◆ Exercise material:
-- begin --
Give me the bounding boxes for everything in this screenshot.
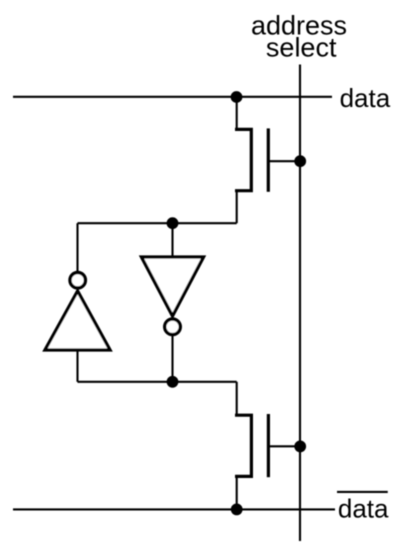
wire: inverter U1 input from node B bbox=[76, 350, 78, 382]
transistor Q1 (top pass transistor) channel with source/drain stubs bbox=[235, 129, 251, 190]
wire: node A down to inverter U2 input bbox=[171, 223, 173, 257]
svg-text:data: data bbox=[340, 83, 391, 113]
inverter U2 output bubble bbox=[165, 319, 181, 335]
transistor Q1 gate bar bbox=[267, 128, 270, 191]
transistor Q2 gate bar bbox=[267, 414, 270, 477]
label "data" overline (bottom) bbox=[337, 491, 388, 493]
inverter U2 (right, pointing down) bbox=[142, 257, 204, 316]
inverter U1 output bubble bbox=[70, 273, 85, 288]
wire: node A down to inverter U1 output bubble bbox=[76, 223, 78, 272]
svg-text:data: data bbox=[338, 493, 389, 523]
inverter U1 (left, pointing up) bbox=[45, 291, 110, 350]
wire: data-bar bit line (bottom horizontal) bbox=[13, 508, 335, 510]
wire: data bit line (top horizontal) bbox=[13, 96, 332, 98]
node: junction dot node A bbox=[167, 217, 179, 229]
transistor Q2 (bottom pass transistor) channel with source/drain stubs bbox=[235, 415, 251, 476]
node: junction dot Q1 gate / address select bbox=[294, 155, 306, 167]
wire: Q1 gate to address select line bbox=[268, 160, 300, 162]
svg-text:select: select bbox=[266, 32, 337, 62]
wire: address select vertical line bbox=[299, 65, 301, 542]
wire: node B up to Q2 drain stub bbox=[236, 382, 238, 416]
node: junction dot data line / Q1 drain bbox=[231, 91, 243, 103]
wire: node A horizontal bbox=[78, 222, 237, 224]
wire: node B horizontal bbox=[78, 381, 237, 383]
node: junction dot node B bbox=[167, 376, 179, 388]
wire: Q2 gate to address select line bbox=[268, 445, 300, 447]
wire: Q1 source down to node A bbox=[236, 191, 238, 224]
node: junction dot Q2 gate / address select bbox=[294, 441, 306, 453]
node: junction dot data-bar line / Q2 source bbox=[231, 504, 243, 516]
wire: data line dot down to Q1 drain stub bbox=[236, 97, 238, 131]
wire: Q2 source down to data-bar line bbox=[236, 476, 238, 509]
wire: inverter U2 bubble down to node B bbox=[171, 336, 173, 382]
label "address select" bbox=[251, 11, 347, 63]
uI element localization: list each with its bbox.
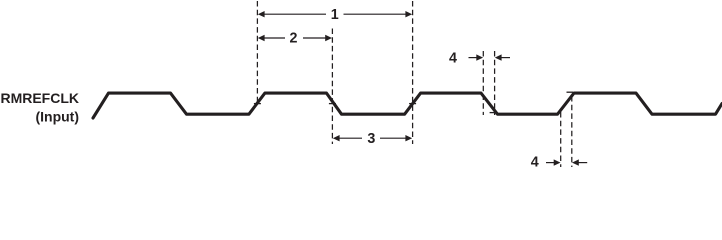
reference line G (end of rising edge 4, rise-time right) <box>571 96 573 167</box>
reference line A (rising edge 2, left of dims 1 and 2) <box>256 1 258 105</box>
svg-text:1: 1 <box>331 7 339 23</box>
reference line E (end of falling edge 3, fall-time right) <box>494 51 496 115</box>
waveform RMREFCLK clock trace <box>93 93 722 118</box>
tick at high level near rising edge 4 end <box>567 91 574 93</box>
svg-text:4: 4 <box>531 154 539 170</box>
reference line C (rising edge 3, right of dims 1 and 3) <box>412 1 414 144</box>
dimension 3 (low pulse width) arrow line <box>333 135 412 141</box>
svg-text:(Input): (Input) <box>35 109 79 125</box>
tick at 50% crossing of rising edge 2 <box>254 103 261 105</box>
dimension 2 (high pulse width) arrow line <box>258 35 332 41</box>
reference line D (start of falling edge 3, fall-time left) <box>482 51 484 115</box>
tick at low level near falling edge 3 end <box>490 112 497 114</box>
tick at 50% crossing of rising edge 3 <box>409 103 416 105</box>
dimension 4 bottom (rise time) arrows pointing inward <box>546 159 587 165</box>
svg-text:RMREFCLK: RMREFCLK <box>0 90 79 106</box>
dimension 4 top (fall time) arrows pointing inward <box>469 54 511 60</box>
svg-text:4: 4 <box>449 50 457 66</box>
dimension 1 (clock period) arrow line <box>258 11 412 17</box>
svg-text:3: 3 <box>367 131 375 147</box>
tick at 50% crossing of falling edge 2 <box>329 103 336 105</box>
svg-text:2: 2 <box>290 31 298 47</box>
reference line B (falling edge 2, right of dim 2, left of dim 3) <box>331 29 333 145</box>
reference line F (start of rising edge 4, rise-time left) <box>560 112 562 167</box>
-- end --
◆ Stated goal: Copy every line of both records above character for character, omitting the pictures.

◆ Exercise output:
Give me the bounding boxes for everything in this screenshot.
wire: inverter U1 input from node B bbox=[76, 350, 78, 382]
transistor Q1 (top pass transistor) channel with source/drain stubs bbox=[235, 129, 251, 190]
wire: node A down to inverter U2 input bbox=[171, 223, 173, 257]
svg-text:data: data bbox=[340, 83, 391, 113]
inverter U2 output bubble bbox=[165, 319, 181, 335]
transistor Q1 gate bar bbox=[267, 128, 270, 191]
transistor Q2 gate bar bbox=[267, 414, 270, 477]
label "data" overline (bottom) bbox=[337, 491, 388, 493]
inverter U2 (right, pointing down) bbox=[142, 257, 204, 316]
inverter U1 output bubble bbox=[70, 273, 85, 288]
wire: node A down to inverter U1 output bubble bbox=[76, 223, 78, 272]
svg-text:data: data bbox=[338, 493, 389, 523]
inverter U1 (left, pointing up) bbox=[45, 291, 110, 350]
wire: data-bar bit line (bottom horizontal) bbox=[13, 508, 335, 510]
wire: data bit line (top horizontal) bbox=[13, 96, 332, 98]
node: junction dot node A bbox=[167, 217, 179, 229]
transistor Q2 (bottom pass transistor) channel with source/drain stubs bbox=[235, 415, 251, 476]
node: junction dot Q1 gate / address select bbox=[294, 155, 306, 167]
wire: Q1 gate to address select line bbox=[268, 160, 300, 162]
svg-text:select: select bbox=[266, 32, 337, 62]
wire: address select vertical line bbox=[299, 65, 301, 542]
wire: node B up to Q2 drain stub bbox=[236, 382, 238, 416]
node: junction dot data line / Q1 drain bbox=[231, 91, 243, 103]
wire: node A horizontal bbox=[78, 222, 237, 224]
wire: node B horizontal bbox=[78, 381, 237, 383]
node: junction dot node B bbox=[167, 376, 179, 388]
wire: Q2 gate to address select line bbox=[268, 445, 300, 447]
wire: Q1 source down to node A bbox=[236, 191, 238, 224]
node: junction dot Q2 gate / address select bbox=[294, 441, 306, 453]
node: junction dot data-bar line / Q2 source bbox=[231, 504, 243, 516]
wire: data line dot down to Q1 drain stub bbox=[236, 97, 238, 131]
wire: Q2 source down to data-bar line bbox=[236, 476, 238, 509]
wire: inverter U2 bubble down to node B bbox=[171, 336, 173, 382]
label "address select" bbox=[251, 11, 347, 63]
uI element localization: list each with its bbox.
reference line G (end of rising edge 4, rise-time right) <box>571 96 573 167</box>
reference line A (rising edge 2, left of dims 1 and 2) <box>256 1 258 105</box>
svg-text:1: 1 <box>331 7 339 23</box>
reference line E (end of falling edge 3, fall-time right) <box>494 51 496 115</box>
waveform RMREFCLK clock trace <box>93 93 722 118</box>
tick at high level near rising edge 4 end <box>567 91 574 93</box>
svg-text:4: 4 <box>531 154 539 170</box>
reference line C (rising edge 3, right of dims 1 and 3) <box>412 1 414 144</box>
dimension 3 (low pulse width) arrow line <box>333 135 412 141</box>
svg-text:(Input): (Input) <box>35 109 79 125</box>
tick at 50% crossing of rising edge 2 <box>254 103 261 105</box>
dimension 2 (high pulse width) arrow line <box>258 35 332 41</box>
reference line D (start of falling edge 3, fall-time left) <box>482 51 484 115</box>
tick at low level near falling edge 3 end <box>490 112 497 114</box>
tick at 50% crossing of rising edge 3 <box>409 103 416 105</box>
dimension 4 bottom (rise time) arrows pointing inward <box>546 159 587 165</box>
svg-text:RMREFCLK: RMREFCLK <box>0 90 79 106</box>
dimension 4 top (fall time) arrows pointing inward <box>469 54 511 60</box>
svg-text:4: 4 <box>449 50 457 66</box>
dimension 1 (clock period) arrow line <box>258 11 412 17</box>
svg-text:3: 3 <box>367 131 375 147</box>
tick at 50% crossing of falling edge 2 <box>329 103 336 105</box>
svg-text:2: 2 <box>290 31 298 47</box>
reference line B (falling edge 2, right of dim 2, left of dim 3) <box>331 29 333 145</box>
reference line F (start of rising edge 4, rise-time left) <box>560 112 562 167</box>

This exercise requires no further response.